◆ Exercise brief ◆
Repeat each entry as written and leave the images out of the copy.

◆ Listed records ◆
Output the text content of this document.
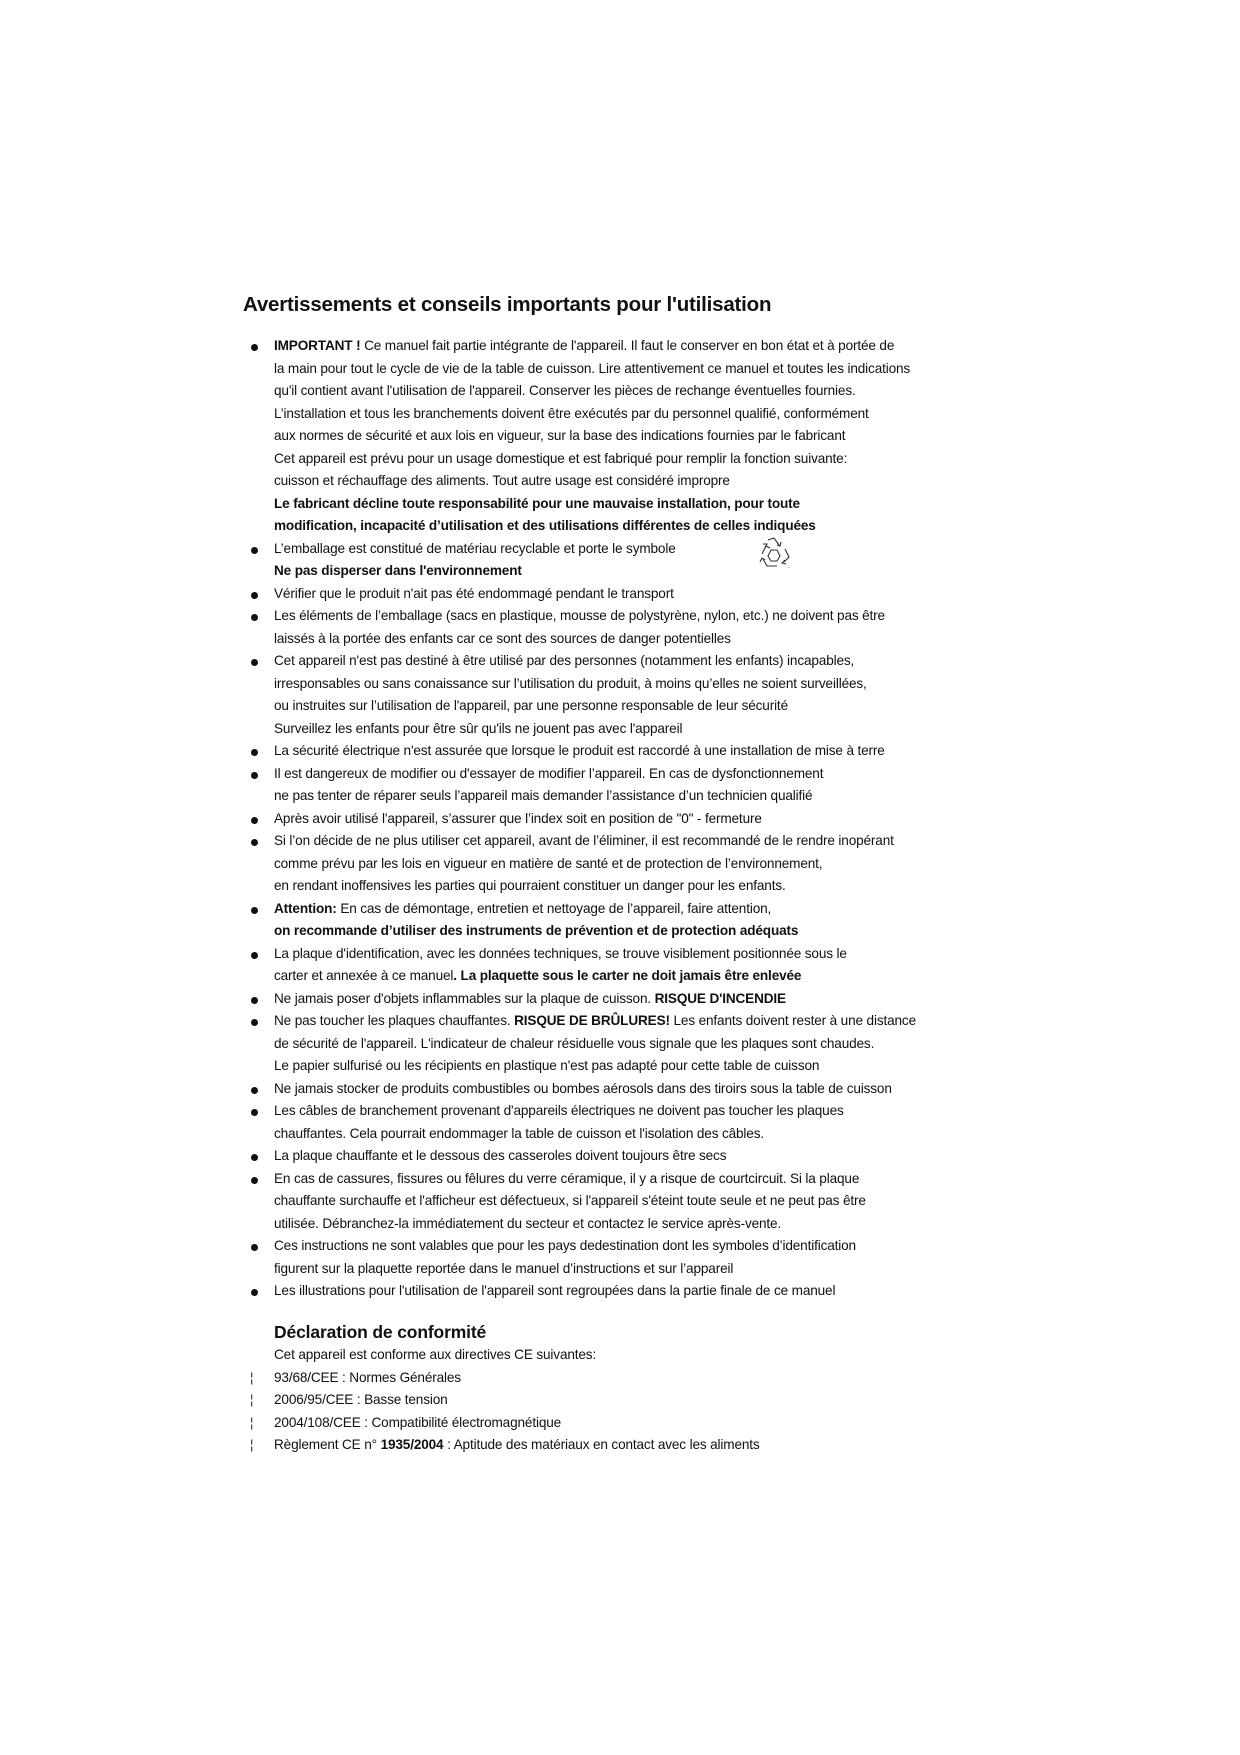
Avertissements et conseils importants pour l'utilisation
IMPORTANT ! Ce manuel fait partie intégrante de l'appareil. Il faut le conserver en bon état et à portée de
la main pour tout le cycle de vie de la table de cuisson. Lire attentivement ce manuel et toutes les indications
qu'il contient avant l'utilisation de l'appareil. Conserver les pièces de rechange éventuelles fournies.
L’installation et tous les branchements doivent être exécutés par du personnel qualifié, conformément
aux normes de sécurité et aux lois en vigueur, sur la base des indications fournies par le fabricant
Cet appareil est prévu pour un usage domestique et est fabriqué pour remplir la fonction suivante:
cuisson et réchauffage des aliments. Tout autre usage est considéré impropre
Le fabricant décline toute responsabilité pour une mauvaise installation, pour toute
modification, incapacité d’utilisation et des utilisations différentes de celles indiquées
L’emballage est constitué de matériau recyclable et porte le symbole
Ne pas disperser dans l'environnement	.
Vérifier que le produit n'ait pas été endommagé pendant le transport
Les éléments de l’emballage (sacs en plastique, mousse de polystyrène, nylon, etc.) ne doivent pas être
laissés à la portée des enfants car ce sont des sources de danger potentielles
Cet appareil n'est pas destiné à être utilisé par des personnes (notamment les enfants) incapables,
irresponsables ou sans conaissance sur l’utilisation du produit, à moins qu’elles ne soient surveillées,
ou instruites sur l’utilisation de l'appareil, par une personne responsable de leur sécurité
Surveillez les enfants pour être sûr qu'ils ne jouent pas avec l'appareil
La sécurité électrique n'est assurée que lorsque le produit est raccordé à une installation de mise à terre
Il est dangereux de modifier ou d'essayer de modifier l’appareil. En cas de dysfonctionnement
ne pas tenter de réparer seuls l’appareil mais demander l’assistance d’un technicien qualifié
Après avoir utilisé l'appareil, s’assurer que l’index soit en position de "0" - fermeture
Si l’on décide de ne plus utiliser cet appareil, avant de l’éliminer, il est recommandé de le rendre inopérant
comme prévu par les lois en vigueur en matière de santé et de protection de l’environnement,
en rendant inoffensives les parties qui pourraient constituer un danger pour les enfants.
Attention: En cas de démontage, entretien et nettoyage de l’appareil, faire attention,
on recommande d’utiliser des instruments de prévention et de protection adéquats
La plaque d'identification, avec les données techniques, se trouve visiblement positionnée sous le
carter et annexée à ce manuel. La plaquette sous le carter ne doit jamais être enlevée
Ne jamais poser d'objets inflammables sur la plaque de cuisson. RISQUE D'INCENDIE
Ne pas toucher les plaques chauffantes. RISQUE DE BRÛLURES! Les enfants doivent rester à une distance
de sécurité de l'appareil. L'indicateur de chaleur résiduelle vous signale que les plaques sont chaudes.
Le papier sulfurisé ou les récipients en plastique n'est pas adapté pour cette table de cuisson
Ne jamais stocker de produits combustibles ou bombes aérosols dans des tiroirs sous la table de cuisson
Les câbles de branchement provenant d'appareils électriques ne doivent pas toucher les plaques
chauffantes. Cela pourrait endommager la table de cuisson et l'isolation des câbles.
La plaque chauffante et le dessous des casseroles doivent toujours être secs
En cas de cassures, fissures ou fêlures du verre céramique, il y a risque de courtcircuit. Si la plaque
chauffante surchauffe et l'afficheur est défectueux, si l'appareil s'éteint toute seule et ne peut pas être
utilisée. Débranchez-la immédiatement du secteur et contactez le service après-vente.
Ces instructions ne sont valables que pour les pays dedestination dont les symboles d’identification
figurent sur la plaquette reportée dans le manuel d’instructions et sur l’appareil
Les illustrations pour l'utilisation de l'appareil sont regroupées dans la partie finale de ce manuel
Déclaration de conformité
Cet appareil est conforme aux directives CE suivantes:
¦ 93/68/CEE : Normes Générales
¦ 2006/95/CEE : Basse tension
¦ 2004/108/CEE : Compatibilité électromagnétique
¦ Règlement CE n° 1935/2004 : Aptitude des matériaux en contact avec les aliments
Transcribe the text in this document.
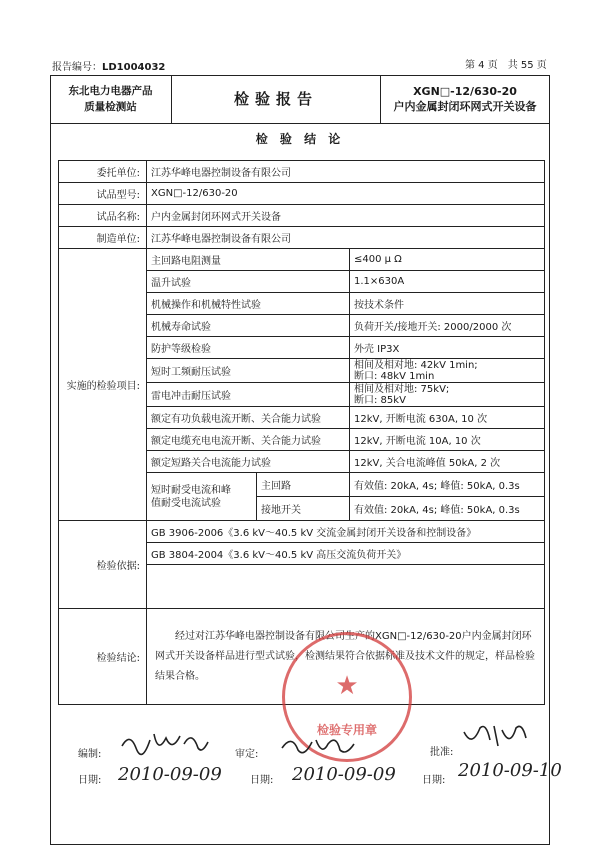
报告编号：LD1004032	第 4 页　共 55 页
东北电力电器产品
质量检测站	检验报告	XGN□-12/630-20
户内金属封闭环网式开关设备
检 验 结 论
委托单位:	江苏华峰电器控制设备有限公司		
试品型号:	XGN□-12/630-20		
试品名称:	户内金属封闭环网式开关设备		
制造单位:	江苏华峰电器控制设备有限公司		
实施的检验项目:	主回路电阻测量		≤400 μ Ω
	温升试验		1.1×630A
	机械操作和机械特性试验		按技术条件
	机械寿命试验		负荷开关/接地开关: 2000/2000 次
	防护等级检验		外壳 IP3X
	短时工频耐压试验		相间及相对地: 42kV 1min;
断口: 48kV 1min

	雷电冲击耐压试验		相间及相对地: 75kV;
断口: 85kV

	额定有功负载电流开断、关合能力试验		12kV, 开断电流 630A, 10 次
	额定电缆充电电流开断、关合能力试验		12kV, 开断电流 10A, 10 次
	额定短路关合电流能力试验		12kV, 关合电流峰值 50kA, 2 次

	短时耐受电流和峰
值耐受电流试验	主回路	有效值: 20kA, 4s; 峰值: 50kA, 0.3s
		接地开关	有效值: 20kA, 4s; 峰值: 50kA, 0.3s
检验依据:	GB 3906-2006《3.6 kV～40.5 kV 交流金属封闭开关设备和控制设备》		
	GB 3804-2004《3.6 kV～40.5 kV 高压交流负荷开关》		

检验结论:	经过对江苏华峰电器控制设备有限公司生产的XGN□-12/630-20户内金属封闭环网式开关设备样品进行型式试验，检测结果符合依据标准及技术文件的规定，样品检验结果合格。			★
检验专用章
编制:	审定:	批准:
日期: 2010-09-09	日期: 2010-09-09	日期: 2010-09-10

◆ Answer for this exercise ◆
Output the text content of this document.
Avertissements et conseils importants pour l'utilisation
IMPORTANT ! Ce manuel fait partie intégrante de l'appareil. Il faut le conserver en bon état et à portée de
la main pour tout le cycle de vie de la table de cuisson. Lire attentivement ce manuel et toutes les indications
qu'il contient avant l'utilisation de l'appareil. Conserver les pièces de rechange éventuelles fournies.
L’installation et tous les branchements doivent être exécutés par du personnel qualifié, conformément
aux normes de sécurité et aux lois en vigueur, sur la base des indications fournies par le fabricant
Cet appareil est prévu pour un usage domestique et est fabriqué pour remplir la fonction suivante:
cuisson et réchauffage des aliments. Tout autre usage est considéré impropre
Le fabricant décline toute responsabilité pour une mauvaise installation, pour toute
modification, incapacité d’utilisation et des utilisations différentes de celles indiquées
L’emballage est constitué de matériau recyclable et porte le symbole
Ne pas disperser dans l'environnement	.
Vérifier que le produit n'ait pas été endommagé pendant le transport
Les éléments de l’emballage (sacs en plastique, mousse de polystyrène, nylon, etc.) ne doivent pas être
laissés à la portée des enfants car ce sont des sources de danger potentielles
Cet appareil n'est pas destiné à être utilisé par des personnes (notamment les enfants) incapables,
irresponsables ou sans conaissance sur l’utilisation du produit, à moins qu’elles ne soient surveillées,
ou instruites sur l’utilisation de l'appareil, par une personne responsable de leur sécurité
Surveillez les enfants pour être sûr qu'ils ne jouent pas avec l'appareil
La sécurité électrique n'est assurée que lorsque le produit est raccordé à une installation de mise à terre
Il est dangereux de modifier ou d'essayer de modifier l’appareil. En cas de dysfonctionnement
ne pas tenter de réparer seuls l’appareil mais demander l’assistance d’un technicien qualifié
Après avoir utilisé l'appareil, s’assurer que l’index soit en position de "0" - fermeture
Si l’on décide de ne plus utiliser cet appareil, avant de l’éliminer, il est recommandé de le rendre inopérant
comme prévu par les lois en vigueur en matière de santé et de protection de l’environnement,
en rendant inoffensives les parties qui pourraient constituer un danger pour les enfants.
Attention: En cas de démontage, entretien et nettoyage de l’appareil, faire attention,
on recommande d’utiliser des instruments de prévention et de protection adéquats
La plaque d'identification, avec les données techniques, se trouve visiblement positionnée sous le
carter et annexée à ce manuel. La plaquette sous le carter ne doit jamais être enlevée
Ne jamais poser d'objets inflammables sur la plaque de cuisson. RISQUE D'INCENDIE
Ne pas toucher les plaques chauffantes. RISQUE DE BRÛLURES! Les enfants doivent rester à une distance
de sécurité de l'appareil. L'indicateur de chaleur résiduelle vous signale que les plaques sont chaudes.
Le papier sulfurisé ou les récipients en plastique n'est pas adapté pour cette table de cuisson
Ne jamais stocker de produits combustibles ou bombes aérosols dans des tiroirs sous la table de cuisson
Les câbles de branchement provenant d'appareils électriques ne doivent pas toucher les plaques
chauffantes. Cela pourrait endommager la table de cuisson et l'isolation des câbles.
La plaque chauffante et le dessous des casseroles doivent toujours être secs
En cas de cassures, fissures ou fêlures du verre céramique, il y a risque de courtcircuit. Si la plaque
chauffante surchauffe et l'afficheur est défectueux, si l'appareil s'éteint toute seule et ne peut pas être
utilisée. Débranchez-la immédiatement du secteur et contactez le service après-vente.
Ces instructions ne sont valables que pour les pays dedestination dont les symboles d’identification
figurent sur la plaquette reportée dans le manuel d’instructions et sur l’appareil
Les illustrations pour l'utilisation de l'appareil sont regroupées dans la partie finale de ce manuel
Déclaration de conformité
Cet appareil est conforme aux directives CE suivantes:
¦ 93/68/CEE : Normes Générales
¦ 2006/95/CEE : Basse tension
¦ 2004/108/CEE : Compatibilité électromagnétique
¦ Règlement CE n° 1935/2004 : Aptitude des matériaux en contact avec les aliments
Transcribe the text in this document.
报告编号：LD1004032	第 4 页　共 55 页
东北电力电器产品
质量检测站	检验报告	XGN□-12/630-20
户内金属封闭环网式开关设备
检 验 结 论
委托单位:	江苏华峰电器控制设备有限公司		
试品型号:	XGN□-12/630-20		
试品名称:	户内金属封闭环网式开关设备		
制造单位:	江苏华峰电器控制设备有限公司		
实施的检验项目:	主回路电阻测量		≤400 μ Ω
	温升试验		1.1×630A
	机械操作和机械特性试验		按技术条件
	机械寿命试验		负荷开关/接地开关: 2000/2000 次
	防护等级检验		外壳 IP3X
	短时工频耐压试验		相间及相对地: 42kV 1min;
断口: 48kV 1min

	雷电冲击耐压试验		相间及相对地: 75kV;
断口: 85kV

	额定有功负载电流开断、关合能力试验		12kV, 开断电流 630A, 10 次
	额定电缆充电电流开断、关合能力试验		12kV, 开断电流 10A, 10 次
	额定短路关合电流能力试验		12kV, 关合电流峰值 50kA, 2 次

	短时耐受电流和峰
值耐受电流试验	主回路	有效值: 20kA, 4s; 峰值: 50kA, 0.3s
		接地开关	有效值: 20kA, 4s; 峰值: 50kA, 0.3s
检验依据:	GB 3906-2006《3.6 kV～40.5 kV 交流金属封闭开关设备和控制设备》		
	GB 3804-2004《3.6 kV～40.5 kV 高压交流负荷开关》		

检验结论:	经过对江苏华峰电器控制设备有限公司生产的XGN□-12/630-20户内金属封闭环网式开关设备样品进行型式试验，检测结果符合依据标准及技术文件的规定，样品检验结果合格。			★
检验专用章
编制:	审定:	批准:
日期: 2010-09-09	日期: 2010-09-09	日期: 2010-09-10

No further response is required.